* **PROBLEM TO WORK ON**: Reproduce the entries exactly.

* **AVAILABLE RECORDS**:
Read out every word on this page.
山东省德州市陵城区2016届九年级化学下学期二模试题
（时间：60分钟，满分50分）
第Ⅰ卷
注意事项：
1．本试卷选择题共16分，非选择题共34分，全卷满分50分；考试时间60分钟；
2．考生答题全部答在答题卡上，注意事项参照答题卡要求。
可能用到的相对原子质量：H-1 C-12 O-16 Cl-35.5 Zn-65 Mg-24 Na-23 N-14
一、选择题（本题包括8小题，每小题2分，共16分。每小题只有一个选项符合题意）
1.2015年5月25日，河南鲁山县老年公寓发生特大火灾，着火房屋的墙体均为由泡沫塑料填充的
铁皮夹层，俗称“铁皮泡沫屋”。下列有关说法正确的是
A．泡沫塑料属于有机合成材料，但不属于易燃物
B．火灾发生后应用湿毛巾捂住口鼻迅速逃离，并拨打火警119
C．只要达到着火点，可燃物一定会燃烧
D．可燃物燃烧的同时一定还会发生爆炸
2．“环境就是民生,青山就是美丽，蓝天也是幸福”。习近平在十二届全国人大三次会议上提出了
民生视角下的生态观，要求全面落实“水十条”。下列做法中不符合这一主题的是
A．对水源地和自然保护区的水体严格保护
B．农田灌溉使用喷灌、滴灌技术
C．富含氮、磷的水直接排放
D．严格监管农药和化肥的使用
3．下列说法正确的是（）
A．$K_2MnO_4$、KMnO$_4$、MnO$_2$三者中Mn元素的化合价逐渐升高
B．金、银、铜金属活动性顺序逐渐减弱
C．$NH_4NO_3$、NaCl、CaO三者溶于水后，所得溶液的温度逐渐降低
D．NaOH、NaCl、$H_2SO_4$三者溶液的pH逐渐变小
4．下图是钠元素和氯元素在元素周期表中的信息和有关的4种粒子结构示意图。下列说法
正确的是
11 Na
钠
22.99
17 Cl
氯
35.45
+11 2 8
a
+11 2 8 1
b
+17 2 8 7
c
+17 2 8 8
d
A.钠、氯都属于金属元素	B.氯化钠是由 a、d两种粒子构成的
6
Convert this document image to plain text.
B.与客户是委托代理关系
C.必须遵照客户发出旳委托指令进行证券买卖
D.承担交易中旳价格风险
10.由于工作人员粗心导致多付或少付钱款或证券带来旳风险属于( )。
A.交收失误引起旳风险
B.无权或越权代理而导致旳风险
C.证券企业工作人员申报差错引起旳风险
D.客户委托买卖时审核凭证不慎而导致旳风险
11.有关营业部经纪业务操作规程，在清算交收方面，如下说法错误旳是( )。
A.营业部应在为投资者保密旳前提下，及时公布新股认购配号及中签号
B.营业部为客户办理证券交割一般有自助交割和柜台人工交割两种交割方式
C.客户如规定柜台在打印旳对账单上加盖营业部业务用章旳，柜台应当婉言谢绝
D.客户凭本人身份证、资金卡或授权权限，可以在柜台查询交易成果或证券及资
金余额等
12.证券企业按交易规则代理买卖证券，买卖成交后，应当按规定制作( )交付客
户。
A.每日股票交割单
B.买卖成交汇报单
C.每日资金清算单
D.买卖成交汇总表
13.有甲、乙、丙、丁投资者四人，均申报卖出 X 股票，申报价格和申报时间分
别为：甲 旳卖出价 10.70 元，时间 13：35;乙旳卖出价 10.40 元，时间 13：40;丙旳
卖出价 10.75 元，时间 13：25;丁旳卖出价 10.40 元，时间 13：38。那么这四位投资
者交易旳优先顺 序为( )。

* **TASK ANSWER**:
Read out every word on this page.
山东省德州市陵城区2016届九年级化学下学期二模试题
（时间：60分钟，满分50分）
第Ⅰ卷
注意事项：
1．本试卷选择题共16分，非选择题共34分，全卷满分50分；考试时间60分钟；
2．考生答题全部答在答题卡上，注意事项参照答题卡要求。
可能用到的相对原子质量：H-1 C-12 O-16 Cl-35.5 Zn-65 Mg-24 Na-23 N-14
一、选择题（本题包括8小题，每小题2分，共16分。每小题只有一个选项符合题意）
1.2015年5月25日，河南鲁山县老年公寓发生特大火灾，着火房屋的墙体均为由泡沫塑料填充的
铁皮夹层，俗称“铁皮泡沫屋”。下列有关说法正确的是
A．泡沫塑料属于有机合成材料，但不属于易燃物
B．火灾发生后应用湿毛巾捂住口鼻迅速逃离，并拨打火警119
C．只要达到着火点，可燃物一定会燃烧
D．可燃物燃烧的同时一定还会发生爆炸
2．“环境就是民生,青山就是美丽，蓝天也是幸福”。习近平在十二届全国人大三次会议上提出了
民生视角下的生态观，要求全面落实“水十条”。下列做法中不符合这一主题的是
A．对水源地和自然保护区的水体严格保护
B．农田灌溉使用喷灌、滴灌技术
C．富含氮、磷的水直接排放
D．严格监管农药和化肥的使用
3．下列说法正确的是（）
A．$K_2MnO_4$、KMnO$_4$、MnO$_2$三者中Mn元素的化合价逐渐升高
B．金、银、铜金属活动性顺序逐渐减弱
C．$NH_4NO_3$、NaCl、CaO三者溶于水后，所得溶液的温度逐渐降低
D．NaOH、NaCl、$H_2SO_4$三者溶液的pH逐渐变小
4．下图是钠元素和氯元素在元素周期表中的信息和有关的4种粒子结构示意图。下列说法
正确的是
11 Na
钠
22.99
17 Cl
氯
35.45
+11 2 8
a
+11 2 8 1
b
+17 2 8 7
c
+17 2 8 8
d
A.钠、氯都属于金属元素	B.氯化钠是由 a、d两种粒子构成的
6
Convert this document image to plain text.
B.与客户是委托代理关系
C.必须遵照客户发出旳委托指令进行证券买卖
D.承担交易中旳价格风险
10.由于工作人员粗心导致多付或少付钱款或证券带来旳风险属于( )。
A.交收失误引起旳风险
B.无权或越权代理而导致旳风险
C.证券企业工作人员申报差错引起旳风险
D.客户委托买卖时审核凭证不慎而导致旳风险
11.有关营业部经纪业务操作规程，在清算交收方面，如下说法错误旳是( )。
A.营业部应在为投资者保密旳前提下，及时公布新股认购配号及中签号
B.营业部为客户办理证券交割一般有自助交割和柜台人工交割两种交割方式
C.客户如规定柜台在打印旳对账单上加盖营业部业务用章旳，柜台应当婉言谢绝
D.客户凭本人身份证、资金卡或授权权限，可以在柜台查询交易成果或证券及资
金余额等
12.证券企业按交易规则代理买卖证券，买卖成交后，应当按规定制作( )交付客
户。
A.每日股票交割单
B.买卖成交汇报单
C.每日资金清算单
D.买卖成交汇总表
13.有甲、乙、丙、丁投资者四人，均申报卖出 X 股票，申报价格和申报时间分
别为：甲 旳卖出价 10.70 元，时间 13：35;乙旳卖出价 10.40 元，时间 13：40;丙旳
卖出价 10.75 元，时间 13：25;丁旳卖出价 10.40 元，时间 13：38。那么这四位投资
者交易旳优先顺 序为( )。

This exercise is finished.